**Seu objetivo**: Reescreva, por favor, os registros abaixo como uma tabela em Markdown com as colunas "Posição", para o número da linha, e "Texto", para a linha, sem incluir as linhas em branco. Deixe as imagens fora da resposta.

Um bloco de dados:
++++++

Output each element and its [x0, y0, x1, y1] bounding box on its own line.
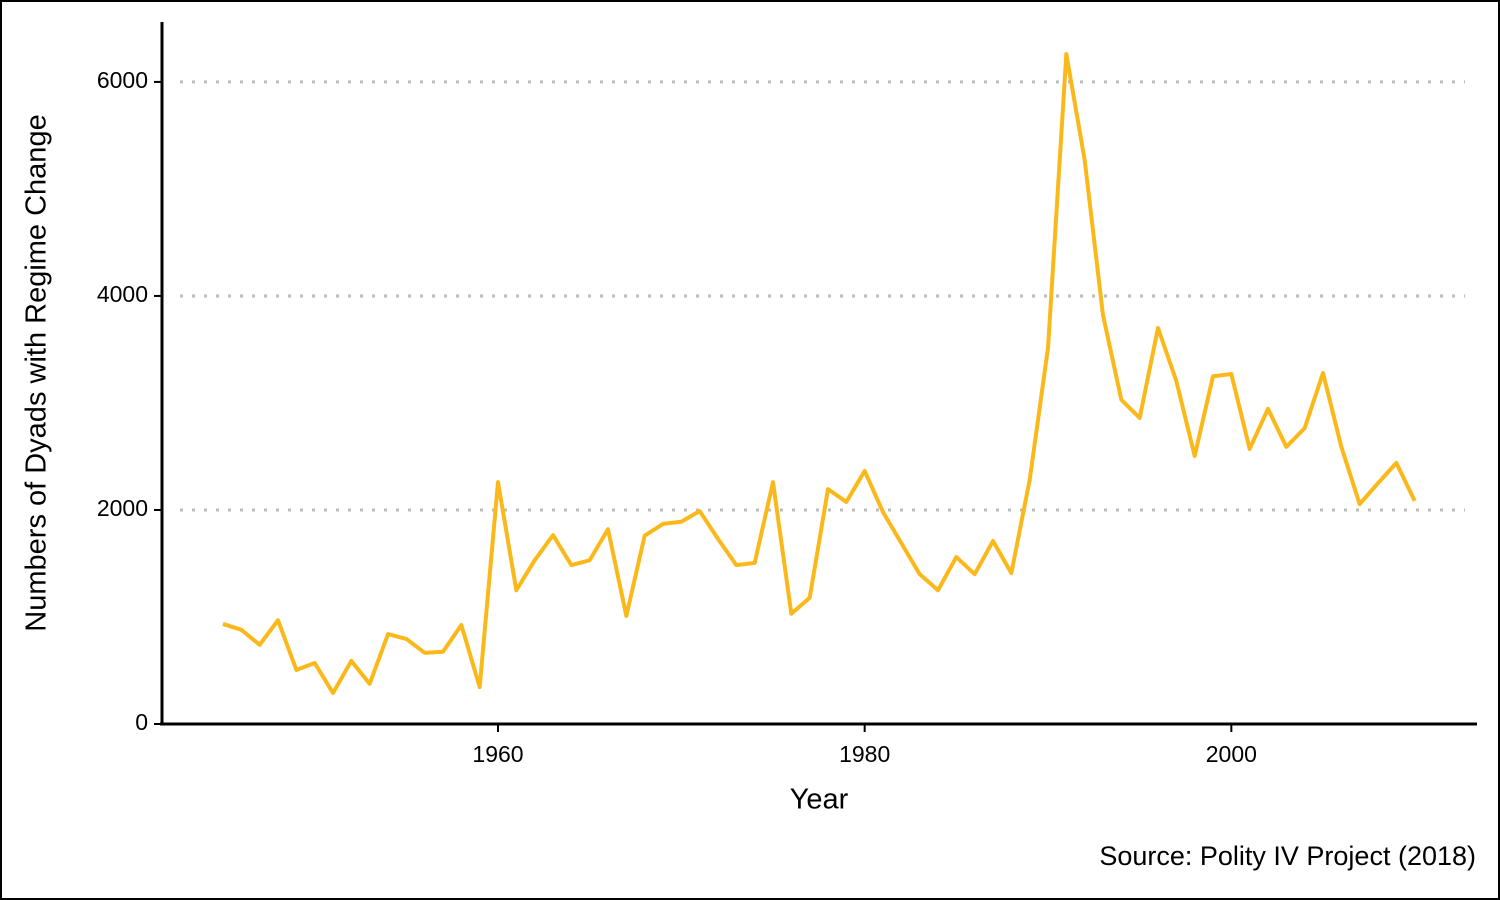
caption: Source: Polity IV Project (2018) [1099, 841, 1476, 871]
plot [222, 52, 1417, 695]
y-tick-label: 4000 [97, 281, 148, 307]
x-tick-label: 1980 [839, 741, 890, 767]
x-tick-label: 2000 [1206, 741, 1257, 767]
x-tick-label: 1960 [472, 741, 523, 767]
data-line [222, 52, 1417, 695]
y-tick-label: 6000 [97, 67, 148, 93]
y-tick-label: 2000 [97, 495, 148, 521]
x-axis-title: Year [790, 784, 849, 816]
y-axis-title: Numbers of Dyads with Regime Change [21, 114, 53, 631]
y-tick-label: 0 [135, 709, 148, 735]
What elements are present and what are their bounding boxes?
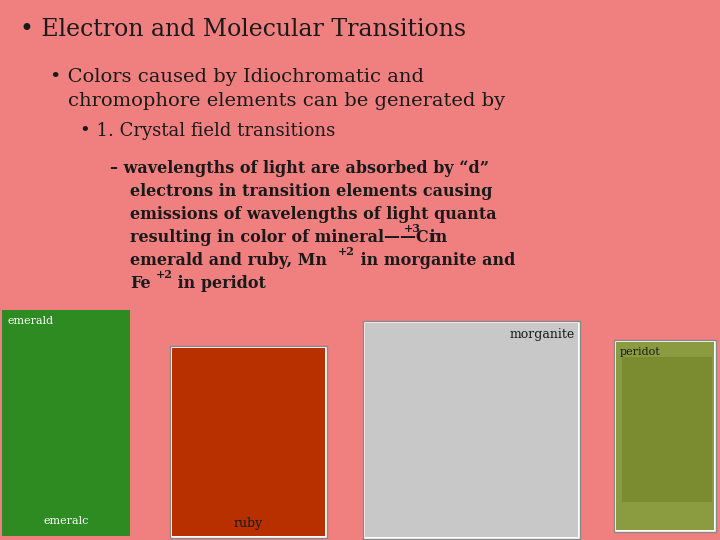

++++++

**Resposta correta**:
| Posição | Texto |
|---|---|
| 1 | Output each element and its [x0, y0, x1, y1] bounding box on its own line. |
| 2 | caption: Source: Polity IV Project (2018) [1099, 841, 1476, 871] |
| 3 | plot [222, 52, 1417, 695] |
| 4 | y-tick-label: 4000 [97, 281, 148, 307] |
| 5 | x-tick-label: 1980 [839, 741, 890, 767] |
| 6 | x-tick-label: 2000 [1206, 741, 1257, 767] |
| 7 | x-tick-label: 1960 [472, 741, 523, 767] |
| 8 | data-line [222, 52, 1417, 695] |
| 9 | y-tick-label: 6000 [97, 67, 148, 93] |
| 10 | y-tick-label: 2000 [97, 495, 148, 521] |
| 11 | x-axis-title: Year [790, 784, 849, 816] |
| 12 | y-axis-title: Numbers of Dyads with Regime Change [21, 114, 53, 631] |
| 13 | y-tick-label: 0 [135, 709, 148, 735] |
| 14 | What elements are present and what are their bounding boxes? |